- _Text segment_:
• • • • • • •

Now my audio "gurgles". What have I done???

The file below labeled “good” was recorded by my Uno at 38,500 samples per second. As you can hear, the music itself is clear, but has some random pops and skips.

Deciding the problem was likely that 38,500 samples were too fast for the SD Card to keep up with, I cut that in half, down to about 18,000 samples per second, and am still happy with the quality for voice.

However, now there is a new problem. The file below labeled “bad” has a motorboat sound that is making my voice “gurgle”. (Terrible). And I’ve tried everything I can think of, yet can’t solve it.

Listening to the wires to the SD Card, I find their signal is the “motorboat”. But the SD Card didn’t “motorboat” at all in the “good” sample, so why now?

Another change is that the “good” sample was made when I had more free memory, the buffers were buffA[256] and buffB[256]. Now as you can see, they are buffA[32] and buffB[32]. But I don’t see a way that could cause “motorboating” or make voice gurgle.

As a test, I have in the below sketch, dispensed with using the buffers (buffA & buffB) and send each byte of audio directly to the SD Card from within the interrupt function. I didn’t expect that to work, thinking I couldn’t call an interrupt from within an interrupt, but it actually sounds a little better than using the buffers! (Slightly less motorboating). It was with this sketch I made the “bad” file, also below.

The sketch probably doesn’t make much sense to you, being a part of a larger project that connects three Arduino Uno’s. But I’m hoping you’ve seen/heard the gurgling problem before, and can easily point out the error of my ways.

good.WAV

bad.WAV

DM_Waves.ino (8.02 KB)

• • • • • • •

- _Assignment_:
Please rewrite the paragraph of the post about gurgling audio that begins "Another change is that" in a shorter form that keeps its main facts.

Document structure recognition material
• • • • • • •

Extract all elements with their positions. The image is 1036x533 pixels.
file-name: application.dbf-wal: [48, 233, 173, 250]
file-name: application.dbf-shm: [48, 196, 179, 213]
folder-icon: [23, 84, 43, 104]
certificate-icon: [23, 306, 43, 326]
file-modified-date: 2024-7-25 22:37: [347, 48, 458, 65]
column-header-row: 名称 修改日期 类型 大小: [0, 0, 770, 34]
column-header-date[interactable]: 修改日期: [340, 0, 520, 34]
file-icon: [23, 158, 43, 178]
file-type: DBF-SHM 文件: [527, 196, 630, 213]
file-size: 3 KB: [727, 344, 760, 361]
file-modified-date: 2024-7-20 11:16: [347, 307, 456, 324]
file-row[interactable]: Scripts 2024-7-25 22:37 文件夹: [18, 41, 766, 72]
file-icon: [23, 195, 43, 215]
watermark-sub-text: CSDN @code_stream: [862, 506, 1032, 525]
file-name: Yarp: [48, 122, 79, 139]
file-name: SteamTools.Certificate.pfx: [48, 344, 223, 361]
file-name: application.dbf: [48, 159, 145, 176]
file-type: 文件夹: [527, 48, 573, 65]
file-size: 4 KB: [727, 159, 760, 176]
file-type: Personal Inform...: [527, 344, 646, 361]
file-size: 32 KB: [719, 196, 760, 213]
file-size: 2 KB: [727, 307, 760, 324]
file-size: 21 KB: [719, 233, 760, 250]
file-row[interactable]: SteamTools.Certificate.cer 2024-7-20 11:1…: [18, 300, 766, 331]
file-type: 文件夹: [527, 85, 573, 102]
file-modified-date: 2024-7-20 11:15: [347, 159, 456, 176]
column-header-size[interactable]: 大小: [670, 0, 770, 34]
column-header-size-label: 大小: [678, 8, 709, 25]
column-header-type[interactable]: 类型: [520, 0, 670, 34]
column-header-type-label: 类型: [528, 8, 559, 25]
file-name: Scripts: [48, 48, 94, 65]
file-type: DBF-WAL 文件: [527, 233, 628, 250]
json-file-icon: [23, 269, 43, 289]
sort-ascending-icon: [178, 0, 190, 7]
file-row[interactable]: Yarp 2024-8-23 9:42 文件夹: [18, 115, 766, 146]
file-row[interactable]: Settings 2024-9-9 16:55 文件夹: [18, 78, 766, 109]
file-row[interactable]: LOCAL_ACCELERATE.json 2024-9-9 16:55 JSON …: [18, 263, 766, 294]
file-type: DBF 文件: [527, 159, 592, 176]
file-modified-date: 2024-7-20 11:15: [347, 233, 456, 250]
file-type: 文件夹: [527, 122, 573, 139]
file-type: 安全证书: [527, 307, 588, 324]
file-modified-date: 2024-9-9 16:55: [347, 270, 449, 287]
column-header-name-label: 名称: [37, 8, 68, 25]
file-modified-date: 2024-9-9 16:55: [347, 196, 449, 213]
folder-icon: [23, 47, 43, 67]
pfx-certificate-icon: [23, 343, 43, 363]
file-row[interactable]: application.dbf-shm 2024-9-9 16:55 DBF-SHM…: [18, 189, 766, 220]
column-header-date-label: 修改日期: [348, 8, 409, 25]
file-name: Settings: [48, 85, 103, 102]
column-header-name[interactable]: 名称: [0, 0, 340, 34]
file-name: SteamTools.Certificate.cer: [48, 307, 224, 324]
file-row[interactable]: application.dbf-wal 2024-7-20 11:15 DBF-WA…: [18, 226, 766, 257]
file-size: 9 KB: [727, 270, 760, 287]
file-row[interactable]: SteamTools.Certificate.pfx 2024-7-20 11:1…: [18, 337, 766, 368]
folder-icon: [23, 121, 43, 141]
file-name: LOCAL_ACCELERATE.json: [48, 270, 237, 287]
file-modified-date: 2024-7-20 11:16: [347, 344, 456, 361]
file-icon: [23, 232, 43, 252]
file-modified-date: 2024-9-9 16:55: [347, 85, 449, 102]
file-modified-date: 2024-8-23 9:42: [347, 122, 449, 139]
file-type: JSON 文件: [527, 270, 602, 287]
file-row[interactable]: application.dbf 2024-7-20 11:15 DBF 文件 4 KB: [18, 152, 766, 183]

• • • • • • •

- _Result_:
The "good" sample was recorded with more free memory, using buffers buffA[256] and buffB[256]. These are now buffA[32] and buffB[32]. The writer sees no way this change could cause motorboating or make voice gurgle.